> **Task to complete**: Please count the lines below that contain the word "system", and reply with that number alone.

Collection entries:

********

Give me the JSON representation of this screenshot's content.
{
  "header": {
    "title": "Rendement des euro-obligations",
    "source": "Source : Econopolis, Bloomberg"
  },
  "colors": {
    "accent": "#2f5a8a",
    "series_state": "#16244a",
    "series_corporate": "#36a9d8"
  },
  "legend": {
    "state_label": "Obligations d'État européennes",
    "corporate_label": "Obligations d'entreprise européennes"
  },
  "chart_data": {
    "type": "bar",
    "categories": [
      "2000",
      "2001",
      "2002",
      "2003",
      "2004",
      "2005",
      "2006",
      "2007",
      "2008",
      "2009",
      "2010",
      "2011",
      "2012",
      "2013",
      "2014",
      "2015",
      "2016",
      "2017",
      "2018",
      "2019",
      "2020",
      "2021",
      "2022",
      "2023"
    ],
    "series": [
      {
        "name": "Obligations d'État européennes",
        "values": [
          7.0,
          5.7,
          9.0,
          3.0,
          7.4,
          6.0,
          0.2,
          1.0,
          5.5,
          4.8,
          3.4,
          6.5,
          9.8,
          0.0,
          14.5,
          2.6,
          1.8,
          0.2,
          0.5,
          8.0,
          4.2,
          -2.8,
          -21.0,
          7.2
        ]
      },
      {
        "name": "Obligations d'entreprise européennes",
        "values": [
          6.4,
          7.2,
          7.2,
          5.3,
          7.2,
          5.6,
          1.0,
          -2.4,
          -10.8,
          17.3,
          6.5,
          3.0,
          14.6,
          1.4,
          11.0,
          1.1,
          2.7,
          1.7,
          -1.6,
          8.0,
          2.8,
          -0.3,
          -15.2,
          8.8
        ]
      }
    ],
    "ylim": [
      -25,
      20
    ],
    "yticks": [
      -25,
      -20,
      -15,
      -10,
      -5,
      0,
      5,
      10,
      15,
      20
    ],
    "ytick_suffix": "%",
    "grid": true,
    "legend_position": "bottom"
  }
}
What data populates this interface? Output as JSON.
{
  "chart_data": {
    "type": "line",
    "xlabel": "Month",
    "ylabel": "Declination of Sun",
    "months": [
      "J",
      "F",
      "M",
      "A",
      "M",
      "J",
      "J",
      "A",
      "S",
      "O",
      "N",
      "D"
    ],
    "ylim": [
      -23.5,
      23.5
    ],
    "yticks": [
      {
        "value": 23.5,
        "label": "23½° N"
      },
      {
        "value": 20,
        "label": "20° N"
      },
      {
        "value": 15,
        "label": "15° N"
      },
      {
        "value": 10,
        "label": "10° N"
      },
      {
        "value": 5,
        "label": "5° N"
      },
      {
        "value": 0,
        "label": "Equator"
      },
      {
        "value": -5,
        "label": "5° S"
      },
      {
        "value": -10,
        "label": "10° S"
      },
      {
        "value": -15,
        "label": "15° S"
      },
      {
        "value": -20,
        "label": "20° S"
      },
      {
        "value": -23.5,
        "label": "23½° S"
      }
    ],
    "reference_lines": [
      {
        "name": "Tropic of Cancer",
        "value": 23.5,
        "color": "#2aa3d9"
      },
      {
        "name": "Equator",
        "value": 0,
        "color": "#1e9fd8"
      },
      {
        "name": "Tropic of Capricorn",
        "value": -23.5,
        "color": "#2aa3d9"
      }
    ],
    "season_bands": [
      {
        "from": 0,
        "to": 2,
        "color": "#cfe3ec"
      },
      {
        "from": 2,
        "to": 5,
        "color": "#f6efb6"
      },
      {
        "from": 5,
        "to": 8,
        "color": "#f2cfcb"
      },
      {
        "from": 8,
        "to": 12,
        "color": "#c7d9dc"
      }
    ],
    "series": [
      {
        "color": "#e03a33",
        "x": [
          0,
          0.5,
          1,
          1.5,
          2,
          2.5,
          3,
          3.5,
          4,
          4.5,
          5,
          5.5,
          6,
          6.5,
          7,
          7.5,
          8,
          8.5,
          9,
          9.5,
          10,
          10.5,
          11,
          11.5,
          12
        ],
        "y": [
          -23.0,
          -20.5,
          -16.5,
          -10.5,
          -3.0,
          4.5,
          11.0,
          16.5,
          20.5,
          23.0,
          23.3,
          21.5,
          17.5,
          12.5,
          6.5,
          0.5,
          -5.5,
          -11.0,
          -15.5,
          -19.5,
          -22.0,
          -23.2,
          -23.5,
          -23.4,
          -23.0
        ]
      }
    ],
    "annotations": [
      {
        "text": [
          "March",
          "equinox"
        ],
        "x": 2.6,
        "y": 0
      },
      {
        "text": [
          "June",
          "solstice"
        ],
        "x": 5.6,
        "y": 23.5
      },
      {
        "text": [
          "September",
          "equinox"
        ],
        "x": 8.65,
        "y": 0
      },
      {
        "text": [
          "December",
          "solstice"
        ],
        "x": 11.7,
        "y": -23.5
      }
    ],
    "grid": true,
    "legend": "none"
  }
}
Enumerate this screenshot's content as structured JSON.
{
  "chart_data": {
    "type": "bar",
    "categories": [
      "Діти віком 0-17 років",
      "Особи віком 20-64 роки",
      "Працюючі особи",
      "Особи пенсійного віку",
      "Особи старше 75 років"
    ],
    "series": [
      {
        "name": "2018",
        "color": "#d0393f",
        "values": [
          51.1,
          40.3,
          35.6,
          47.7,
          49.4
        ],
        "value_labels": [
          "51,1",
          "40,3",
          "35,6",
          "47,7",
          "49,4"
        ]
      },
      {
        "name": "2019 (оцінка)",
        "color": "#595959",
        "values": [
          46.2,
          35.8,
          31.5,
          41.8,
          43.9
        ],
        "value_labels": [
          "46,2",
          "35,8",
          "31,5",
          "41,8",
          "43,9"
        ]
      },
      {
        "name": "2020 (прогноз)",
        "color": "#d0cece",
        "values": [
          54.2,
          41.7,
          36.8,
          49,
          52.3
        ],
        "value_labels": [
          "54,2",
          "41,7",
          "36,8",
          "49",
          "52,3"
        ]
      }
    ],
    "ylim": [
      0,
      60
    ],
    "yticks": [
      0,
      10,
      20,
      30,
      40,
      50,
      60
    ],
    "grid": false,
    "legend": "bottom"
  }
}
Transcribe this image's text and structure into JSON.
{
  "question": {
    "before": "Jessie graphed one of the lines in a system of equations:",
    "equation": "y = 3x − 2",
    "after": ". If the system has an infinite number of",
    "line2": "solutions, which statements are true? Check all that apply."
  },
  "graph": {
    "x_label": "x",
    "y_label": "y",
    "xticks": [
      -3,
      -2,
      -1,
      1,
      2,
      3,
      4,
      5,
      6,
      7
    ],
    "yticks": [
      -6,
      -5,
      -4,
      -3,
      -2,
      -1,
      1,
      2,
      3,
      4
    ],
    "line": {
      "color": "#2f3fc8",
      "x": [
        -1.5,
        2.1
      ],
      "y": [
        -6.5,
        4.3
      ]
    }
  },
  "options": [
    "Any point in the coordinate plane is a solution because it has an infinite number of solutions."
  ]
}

********

> **Solution**: 2